→ **Selection**

----

The package provides three main dataset types:

matrix_dataset: For data already loaded as R matrices
fmri_mem_dataset: For pre-loaded NeuroVec objects
fmri_file_dataset: For NIfTI files (lazy loading)
latent_dataset: For dimension-reduced data (requires fmristore package)

Creating fMRI Dataset Objects

Matrix Dataset

The simplest way to create an fmri_dataset is from a matrix:

library(fmridataset)

# Create synthetic fMRI data
set.seed(123)
n_timepoints <- 200
n_voxels <- 1000
fmri_matrix <- matrix(rnorm(n_timepoints * n_voxels),
  nrow = n_timepoints,
  ncol = n_voxels
)

# Create dataset with temporal structure
dataset <- matrix_dataset(
  datamat = fmri_matrix,
  TR = 2.0, # 2-second repetition time
  run_length = c(100, 100) # Two runs of 100 timepoints each
)

print(dataset)

From NIfTI Files

For real fMRI data stored as NIfTI files:

# Paths to your NIfTI files (one per run)
file_paths <- c(
  "/path/to/run1.nii.gz",
  "/path/to/run2.nii.gz"
)

# Path to brain mask
mask_path <- "/path/to/mask.nii.gz"

# Create dataset from files
dataset <- fmri_dataset(
  scans = file_paths,
  mask = mask_path,
  TR = 2.5,
  run_length = c(180, 180) # 180 timepoints per run
)

# Data is loaded only when accessed
print(dataset)

From NeuroVec Objects

If you have pre-loaded NeuroVec objects:

# Create example NeuroVec objects
d <- c(10, 10, 10, 100) # 10x10x10 voxels, 100 timepoints
nvec1 <- neuroim2::NeuroVec(array(rnorm(prod(d)), d),
  space = neuroim2::NeuroSpace(d)
)
nvec2 <- neuroim2::NeuroVec(array(rnorm(prod(d)), d),
  space = neuroim2::NeuroSpace(d)
)

# Create a mask
mask_dim <- d[1:3]
mask <- neuroim2::NeuroVol(array(1, mask_dim),
  space = neuroim2::NeuroSpace(mask_dim)
)

# Create dataset from NeuroVec objects
dataset <- fmri_mem_dataset(
  scans = list(nvec1, nvec2),
  mask = mask,
  TR = 2.0,
  run_length = c(100, 100)
)

print(dataset)

With Event Tables

Add experimental design information:

# Create event table
events <- data.frame(
  onset = c(10, 30, 50, 70, 110, 130, 150, 170),
  duration = c(2, 2, 2, 2, 2, 2, 2, 2),
  trial_type = rep(c("stimulus_A", "stimulus_B"), 4),
  run = c(1, 1, 1, 1, 2, 2, 2, 2)
)

# Create dataset with events
dataset <- matrix_dataset(
  datamat = fmri_matrix,
  TR = 2.0,
  run_length = c(100, 100),
  event_table = events
)

print(dataset)

----

Excerpts from a layout annotation set
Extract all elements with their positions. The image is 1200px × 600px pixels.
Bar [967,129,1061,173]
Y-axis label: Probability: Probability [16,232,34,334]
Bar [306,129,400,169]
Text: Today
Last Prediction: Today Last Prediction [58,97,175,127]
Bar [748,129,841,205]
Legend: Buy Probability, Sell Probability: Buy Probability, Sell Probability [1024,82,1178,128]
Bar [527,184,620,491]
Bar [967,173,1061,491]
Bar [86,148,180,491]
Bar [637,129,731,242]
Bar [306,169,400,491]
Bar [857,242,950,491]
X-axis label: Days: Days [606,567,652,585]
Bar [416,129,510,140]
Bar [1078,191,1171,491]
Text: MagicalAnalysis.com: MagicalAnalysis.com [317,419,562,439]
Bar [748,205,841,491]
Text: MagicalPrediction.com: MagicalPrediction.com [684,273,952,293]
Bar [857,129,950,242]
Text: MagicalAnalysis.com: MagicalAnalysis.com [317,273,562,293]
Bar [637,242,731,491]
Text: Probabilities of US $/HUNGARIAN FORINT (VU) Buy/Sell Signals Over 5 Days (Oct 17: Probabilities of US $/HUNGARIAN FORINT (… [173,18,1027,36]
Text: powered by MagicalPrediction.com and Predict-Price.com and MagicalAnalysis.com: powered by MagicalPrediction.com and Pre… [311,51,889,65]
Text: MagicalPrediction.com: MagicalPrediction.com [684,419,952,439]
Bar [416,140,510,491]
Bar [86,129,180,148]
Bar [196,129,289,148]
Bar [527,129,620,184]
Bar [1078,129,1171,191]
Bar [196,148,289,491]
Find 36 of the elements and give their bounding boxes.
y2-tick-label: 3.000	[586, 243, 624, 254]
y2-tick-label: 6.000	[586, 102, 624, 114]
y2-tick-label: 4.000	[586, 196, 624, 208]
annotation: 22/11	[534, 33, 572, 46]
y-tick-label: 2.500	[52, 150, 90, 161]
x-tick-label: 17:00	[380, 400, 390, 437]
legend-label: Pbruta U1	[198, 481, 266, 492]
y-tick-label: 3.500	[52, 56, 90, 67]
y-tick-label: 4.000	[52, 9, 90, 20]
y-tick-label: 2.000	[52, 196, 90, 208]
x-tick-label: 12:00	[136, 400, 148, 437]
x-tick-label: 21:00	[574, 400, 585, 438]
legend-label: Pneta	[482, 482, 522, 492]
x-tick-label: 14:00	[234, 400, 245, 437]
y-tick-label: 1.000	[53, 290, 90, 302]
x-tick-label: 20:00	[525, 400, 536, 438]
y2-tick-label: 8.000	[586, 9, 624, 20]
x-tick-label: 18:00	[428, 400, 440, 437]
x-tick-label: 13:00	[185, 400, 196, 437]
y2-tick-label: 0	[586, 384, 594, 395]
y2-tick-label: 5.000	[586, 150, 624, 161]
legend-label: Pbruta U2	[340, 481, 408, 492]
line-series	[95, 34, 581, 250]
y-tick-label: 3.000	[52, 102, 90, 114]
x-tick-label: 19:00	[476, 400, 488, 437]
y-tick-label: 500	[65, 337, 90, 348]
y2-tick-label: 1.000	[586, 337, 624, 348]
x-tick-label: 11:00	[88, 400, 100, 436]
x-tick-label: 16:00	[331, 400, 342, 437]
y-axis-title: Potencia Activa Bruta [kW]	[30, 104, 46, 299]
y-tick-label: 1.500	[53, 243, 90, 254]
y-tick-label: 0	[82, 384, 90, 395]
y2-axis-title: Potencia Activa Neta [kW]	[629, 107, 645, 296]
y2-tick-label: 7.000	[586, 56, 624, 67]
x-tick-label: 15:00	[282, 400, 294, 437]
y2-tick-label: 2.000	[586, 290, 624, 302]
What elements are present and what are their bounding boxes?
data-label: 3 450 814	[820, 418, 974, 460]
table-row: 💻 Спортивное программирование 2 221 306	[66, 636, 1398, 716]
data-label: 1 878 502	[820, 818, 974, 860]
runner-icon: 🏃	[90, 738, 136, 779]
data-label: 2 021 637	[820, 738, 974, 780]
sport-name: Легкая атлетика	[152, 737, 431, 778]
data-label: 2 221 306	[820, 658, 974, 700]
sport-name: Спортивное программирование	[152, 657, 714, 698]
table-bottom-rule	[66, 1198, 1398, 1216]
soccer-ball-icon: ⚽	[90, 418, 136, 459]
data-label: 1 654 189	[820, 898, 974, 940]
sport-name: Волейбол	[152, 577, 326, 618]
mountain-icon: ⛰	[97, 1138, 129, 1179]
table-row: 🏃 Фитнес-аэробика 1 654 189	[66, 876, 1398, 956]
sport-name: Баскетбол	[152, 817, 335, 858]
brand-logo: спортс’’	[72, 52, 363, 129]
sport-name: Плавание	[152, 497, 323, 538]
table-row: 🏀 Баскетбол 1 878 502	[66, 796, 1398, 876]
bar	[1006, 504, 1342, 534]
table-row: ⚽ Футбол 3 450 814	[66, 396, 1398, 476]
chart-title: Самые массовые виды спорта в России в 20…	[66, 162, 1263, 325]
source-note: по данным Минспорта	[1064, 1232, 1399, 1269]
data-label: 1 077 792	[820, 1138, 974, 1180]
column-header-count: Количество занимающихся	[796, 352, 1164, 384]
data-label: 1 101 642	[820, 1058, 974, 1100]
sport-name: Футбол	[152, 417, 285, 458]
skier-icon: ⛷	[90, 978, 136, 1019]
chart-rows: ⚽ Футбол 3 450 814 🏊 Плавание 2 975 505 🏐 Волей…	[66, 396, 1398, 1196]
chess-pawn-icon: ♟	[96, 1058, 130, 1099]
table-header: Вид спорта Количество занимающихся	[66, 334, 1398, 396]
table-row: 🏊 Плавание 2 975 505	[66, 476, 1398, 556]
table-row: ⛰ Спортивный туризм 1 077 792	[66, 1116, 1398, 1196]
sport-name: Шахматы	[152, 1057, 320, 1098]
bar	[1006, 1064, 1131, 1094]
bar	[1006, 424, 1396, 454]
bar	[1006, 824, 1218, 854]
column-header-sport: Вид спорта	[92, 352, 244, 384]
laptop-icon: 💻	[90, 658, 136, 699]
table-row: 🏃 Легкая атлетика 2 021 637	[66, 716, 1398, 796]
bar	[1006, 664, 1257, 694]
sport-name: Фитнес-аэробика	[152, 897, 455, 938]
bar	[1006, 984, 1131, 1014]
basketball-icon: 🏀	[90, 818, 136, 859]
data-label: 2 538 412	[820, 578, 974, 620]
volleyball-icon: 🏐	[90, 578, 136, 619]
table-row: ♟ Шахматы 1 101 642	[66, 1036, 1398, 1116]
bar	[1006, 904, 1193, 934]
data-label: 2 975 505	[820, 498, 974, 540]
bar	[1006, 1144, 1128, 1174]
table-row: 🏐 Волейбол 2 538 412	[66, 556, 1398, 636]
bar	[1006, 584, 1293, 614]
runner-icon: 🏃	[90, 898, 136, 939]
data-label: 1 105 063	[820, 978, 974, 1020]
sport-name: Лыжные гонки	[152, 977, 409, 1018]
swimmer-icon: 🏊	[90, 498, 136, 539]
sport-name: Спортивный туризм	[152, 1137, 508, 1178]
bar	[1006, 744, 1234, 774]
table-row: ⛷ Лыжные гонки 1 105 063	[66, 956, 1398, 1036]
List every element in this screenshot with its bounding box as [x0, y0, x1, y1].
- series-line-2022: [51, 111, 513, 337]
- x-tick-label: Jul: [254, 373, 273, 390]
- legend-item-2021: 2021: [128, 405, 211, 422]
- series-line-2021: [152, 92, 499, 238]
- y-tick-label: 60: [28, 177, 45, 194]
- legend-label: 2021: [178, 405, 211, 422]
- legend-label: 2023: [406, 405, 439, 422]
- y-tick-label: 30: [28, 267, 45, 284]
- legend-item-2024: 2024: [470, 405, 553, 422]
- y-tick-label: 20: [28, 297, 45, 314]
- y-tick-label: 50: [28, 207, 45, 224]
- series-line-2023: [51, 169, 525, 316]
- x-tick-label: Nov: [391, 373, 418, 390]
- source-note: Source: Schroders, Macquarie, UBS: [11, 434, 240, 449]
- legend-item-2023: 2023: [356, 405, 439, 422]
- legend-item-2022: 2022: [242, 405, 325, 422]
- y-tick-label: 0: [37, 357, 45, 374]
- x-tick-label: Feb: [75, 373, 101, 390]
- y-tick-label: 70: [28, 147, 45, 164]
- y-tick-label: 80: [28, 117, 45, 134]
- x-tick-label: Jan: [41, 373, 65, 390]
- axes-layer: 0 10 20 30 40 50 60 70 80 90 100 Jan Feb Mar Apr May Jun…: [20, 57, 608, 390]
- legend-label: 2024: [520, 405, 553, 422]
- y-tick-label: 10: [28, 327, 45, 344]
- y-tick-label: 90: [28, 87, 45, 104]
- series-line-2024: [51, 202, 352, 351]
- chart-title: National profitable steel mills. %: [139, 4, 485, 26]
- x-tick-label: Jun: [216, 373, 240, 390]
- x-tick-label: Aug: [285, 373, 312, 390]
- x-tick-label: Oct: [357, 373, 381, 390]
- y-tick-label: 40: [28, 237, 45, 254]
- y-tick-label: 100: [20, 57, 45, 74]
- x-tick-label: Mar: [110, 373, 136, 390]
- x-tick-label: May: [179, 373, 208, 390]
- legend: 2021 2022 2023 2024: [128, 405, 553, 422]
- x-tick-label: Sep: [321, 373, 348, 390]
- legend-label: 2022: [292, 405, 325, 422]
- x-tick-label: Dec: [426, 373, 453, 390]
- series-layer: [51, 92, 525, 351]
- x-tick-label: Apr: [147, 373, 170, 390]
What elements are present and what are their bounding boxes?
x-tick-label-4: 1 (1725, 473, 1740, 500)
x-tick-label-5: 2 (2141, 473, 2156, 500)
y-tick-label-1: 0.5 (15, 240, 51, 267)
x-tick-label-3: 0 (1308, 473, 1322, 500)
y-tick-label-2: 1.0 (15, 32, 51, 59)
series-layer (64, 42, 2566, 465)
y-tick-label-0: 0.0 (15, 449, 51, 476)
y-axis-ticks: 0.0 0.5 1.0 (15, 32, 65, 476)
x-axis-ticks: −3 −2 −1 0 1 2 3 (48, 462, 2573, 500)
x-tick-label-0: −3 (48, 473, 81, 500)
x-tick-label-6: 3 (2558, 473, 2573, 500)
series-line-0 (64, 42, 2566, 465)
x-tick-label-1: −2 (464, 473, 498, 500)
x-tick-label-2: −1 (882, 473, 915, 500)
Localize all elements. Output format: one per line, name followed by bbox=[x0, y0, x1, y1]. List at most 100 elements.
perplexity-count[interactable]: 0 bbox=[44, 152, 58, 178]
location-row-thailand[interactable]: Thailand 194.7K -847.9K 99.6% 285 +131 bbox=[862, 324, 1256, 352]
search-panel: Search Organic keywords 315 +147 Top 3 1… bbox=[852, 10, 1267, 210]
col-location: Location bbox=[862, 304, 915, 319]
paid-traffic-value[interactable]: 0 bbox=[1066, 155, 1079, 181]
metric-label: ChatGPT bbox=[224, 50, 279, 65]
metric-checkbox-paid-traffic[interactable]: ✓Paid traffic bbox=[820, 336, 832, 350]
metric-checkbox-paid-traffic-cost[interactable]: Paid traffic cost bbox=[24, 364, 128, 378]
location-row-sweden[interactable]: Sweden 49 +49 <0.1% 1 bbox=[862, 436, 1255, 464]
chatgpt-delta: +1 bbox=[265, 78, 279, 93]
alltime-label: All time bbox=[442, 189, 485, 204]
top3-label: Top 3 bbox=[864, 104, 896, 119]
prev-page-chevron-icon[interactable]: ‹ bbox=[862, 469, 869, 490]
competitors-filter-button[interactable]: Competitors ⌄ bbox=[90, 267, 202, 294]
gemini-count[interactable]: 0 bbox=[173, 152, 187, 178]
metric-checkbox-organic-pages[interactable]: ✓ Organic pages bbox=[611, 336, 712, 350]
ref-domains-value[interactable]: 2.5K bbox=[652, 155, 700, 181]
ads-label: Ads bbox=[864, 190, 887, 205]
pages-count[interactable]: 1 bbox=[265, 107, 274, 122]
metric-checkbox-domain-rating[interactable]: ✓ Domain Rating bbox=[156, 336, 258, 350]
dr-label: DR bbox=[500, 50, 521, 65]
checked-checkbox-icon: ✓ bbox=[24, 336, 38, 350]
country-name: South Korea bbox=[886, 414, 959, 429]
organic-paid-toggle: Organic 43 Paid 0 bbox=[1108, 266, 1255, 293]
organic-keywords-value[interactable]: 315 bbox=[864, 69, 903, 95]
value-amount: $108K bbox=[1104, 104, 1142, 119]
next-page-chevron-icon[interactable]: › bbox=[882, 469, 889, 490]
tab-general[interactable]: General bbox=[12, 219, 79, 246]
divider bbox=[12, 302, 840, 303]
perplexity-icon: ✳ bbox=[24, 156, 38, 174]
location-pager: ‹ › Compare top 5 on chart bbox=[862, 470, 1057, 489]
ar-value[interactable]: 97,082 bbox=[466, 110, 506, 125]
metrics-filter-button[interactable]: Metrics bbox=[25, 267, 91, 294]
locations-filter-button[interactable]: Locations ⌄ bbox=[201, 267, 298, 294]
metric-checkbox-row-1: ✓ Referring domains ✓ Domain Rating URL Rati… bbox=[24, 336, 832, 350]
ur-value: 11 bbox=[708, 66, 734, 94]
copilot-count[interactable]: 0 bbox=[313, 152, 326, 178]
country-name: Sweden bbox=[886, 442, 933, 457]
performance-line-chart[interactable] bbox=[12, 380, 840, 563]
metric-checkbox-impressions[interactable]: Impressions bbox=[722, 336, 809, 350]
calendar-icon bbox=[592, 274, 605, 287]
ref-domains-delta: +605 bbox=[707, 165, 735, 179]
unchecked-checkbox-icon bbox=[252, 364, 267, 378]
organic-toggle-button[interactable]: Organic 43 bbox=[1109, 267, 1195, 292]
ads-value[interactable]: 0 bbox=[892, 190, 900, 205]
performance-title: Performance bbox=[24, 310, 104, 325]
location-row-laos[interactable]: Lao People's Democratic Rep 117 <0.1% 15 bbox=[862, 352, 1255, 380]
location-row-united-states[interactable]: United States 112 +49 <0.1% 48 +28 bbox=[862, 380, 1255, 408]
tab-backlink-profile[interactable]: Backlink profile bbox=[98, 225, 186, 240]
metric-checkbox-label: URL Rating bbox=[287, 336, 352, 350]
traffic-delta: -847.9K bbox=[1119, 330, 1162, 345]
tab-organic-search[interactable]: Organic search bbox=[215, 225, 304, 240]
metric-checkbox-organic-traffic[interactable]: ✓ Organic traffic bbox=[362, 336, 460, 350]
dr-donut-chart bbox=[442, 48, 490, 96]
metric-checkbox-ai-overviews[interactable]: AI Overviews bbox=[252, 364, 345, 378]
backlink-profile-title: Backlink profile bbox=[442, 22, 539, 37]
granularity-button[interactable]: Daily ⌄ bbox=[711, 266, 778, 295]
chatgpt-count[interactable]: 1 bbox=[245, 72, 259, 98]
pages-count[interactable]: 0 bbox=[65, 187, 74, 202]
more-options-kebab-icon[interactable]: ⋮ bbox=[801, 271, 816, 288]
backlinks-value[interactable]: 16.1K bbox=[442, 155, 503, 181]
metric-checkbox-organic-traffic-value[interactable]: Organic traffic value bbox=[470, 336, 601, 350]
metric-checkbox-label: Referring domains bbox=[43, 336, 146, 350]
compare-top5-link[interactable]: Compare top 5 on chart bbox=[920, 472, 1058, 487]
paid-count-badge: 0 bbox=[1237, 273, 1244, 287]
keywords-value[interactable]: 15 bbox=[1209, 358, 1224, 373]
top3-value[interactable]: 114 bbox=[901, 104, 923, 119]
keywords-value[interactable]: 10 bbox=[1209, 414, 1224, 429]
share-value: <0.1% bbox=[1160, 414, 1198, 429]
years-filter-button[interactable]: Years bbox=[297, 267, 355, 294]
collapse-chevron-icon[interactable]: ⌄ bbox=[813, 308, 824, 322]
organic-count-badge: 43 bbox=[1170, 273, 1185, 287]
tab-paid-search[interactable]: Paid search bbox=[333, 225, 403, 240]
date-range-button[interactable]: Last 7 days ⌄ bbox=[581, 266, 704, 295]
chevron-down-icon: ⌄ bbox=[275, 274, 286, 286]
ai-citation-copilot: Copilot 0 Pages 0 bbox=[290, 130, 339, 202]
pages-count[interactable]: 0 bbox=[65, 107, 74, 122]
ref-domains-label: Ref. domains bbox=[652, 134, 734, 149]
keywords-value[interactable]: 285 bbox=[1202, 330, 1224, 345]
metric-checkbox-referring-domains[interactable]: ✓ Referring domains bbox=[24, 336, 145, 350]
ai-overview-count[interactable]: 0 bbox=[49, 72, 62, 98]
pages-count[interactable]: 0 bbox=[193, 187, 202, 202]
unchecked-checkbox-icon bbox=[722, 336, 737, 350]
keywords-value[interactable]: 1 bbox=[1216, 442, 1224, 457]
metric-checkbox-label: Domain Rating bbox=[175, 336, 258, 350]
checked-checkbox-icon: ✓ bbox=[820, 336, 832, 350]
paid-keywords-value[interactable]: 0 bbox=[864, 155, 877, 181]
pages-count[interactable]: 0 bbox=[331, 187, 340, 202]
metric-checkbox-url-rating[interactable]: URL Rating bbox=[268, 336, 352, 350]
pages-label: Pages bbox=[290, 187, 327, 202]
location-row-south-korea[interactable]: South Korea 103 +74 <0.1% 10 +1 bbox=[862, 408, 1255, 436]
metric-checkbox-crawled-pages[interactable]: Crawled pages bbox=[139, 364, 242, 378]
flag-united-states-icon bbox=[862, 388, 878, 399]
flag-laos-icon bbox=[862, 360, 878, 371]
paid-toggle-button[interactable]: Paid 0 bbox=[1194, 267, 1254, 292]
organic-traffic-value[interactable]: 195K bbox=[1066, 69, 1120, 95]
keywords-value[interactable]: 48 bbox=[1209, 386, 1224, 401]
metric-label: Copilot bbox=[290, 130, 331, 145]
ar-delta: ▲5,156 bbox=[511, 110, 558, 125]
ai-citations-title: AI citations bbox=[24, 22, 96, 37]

----

→ **Given exercise 1**
In the fMRI dataset guide, which package does latent_dataset require?
→ **Given exercise 2**
Reproduce the rows from their first line through the line with "Bar [196,148,289,491]", switching every "Bar" to "Column" and leaving everything else unchanged. Give only those lines.

→ **Written answer 1**
The fmristore package.

→ **Written answer 2**
Extract all elements with their positions. The image is 1200px × 600px pixels.
Column [967,129,1061,173]
Y-axis label: Probability: Probability [16,232,34,334]
Column [306,129,400,169]
Text: Today
Last Prediction: Today Last Prediction [58,97,175,127]
Column [748,129,841,205]
Legend: Buy Probability, Sell Probability: Buy Probability, Sell Probability [1024,82,1178,128]
Column [527,184,620,491]
Column [967,173,1061,491]
Column [86,148,180,491]
Column [637,129,731,242]
Column [306,169,400,491]
Column [857,242,950,491]
X-axis label: Days: Days [606,567,652,585]
Column [416,129,510,140]
Column [1078,191,1171,491]
Text: MagicalAnalysis.com: MagicalAnalysis.com [317,419,562,439]
Column [748,205,841,491]
Text: MagicalPrediction.com: MagicalPrediction.com [684,273,952,293]
Column [857,129,950,242]
Text: MagicalAnalysis.com: MagicalAnalysis.com [317,273,562,293]
Column [637,242,731,491]
Text: Probabilities of US $/HUNGARIAN FORINT (VU) Buy/Sell Signals Over 5 Days (Oct 17: Probabilities of US $/HUNGARIAN FORINT (… [173,18,1027,36]
Text: powered by MagicalPrediction.com and Predict-Price.com and MagicalAnalysis.com: powered by MagicalPrediction.com and Pre… [311,51,889,65]
Text: MagicalPrediction.com: MagicalPrediction.com [684,419,952,439]
Column [416,140,510,491]
Column [86,129,180,148]
Column [196,129,289,148]
Column [527,129,620,184]
Column [1078,129,1171,191]
Column [196,148,289,491]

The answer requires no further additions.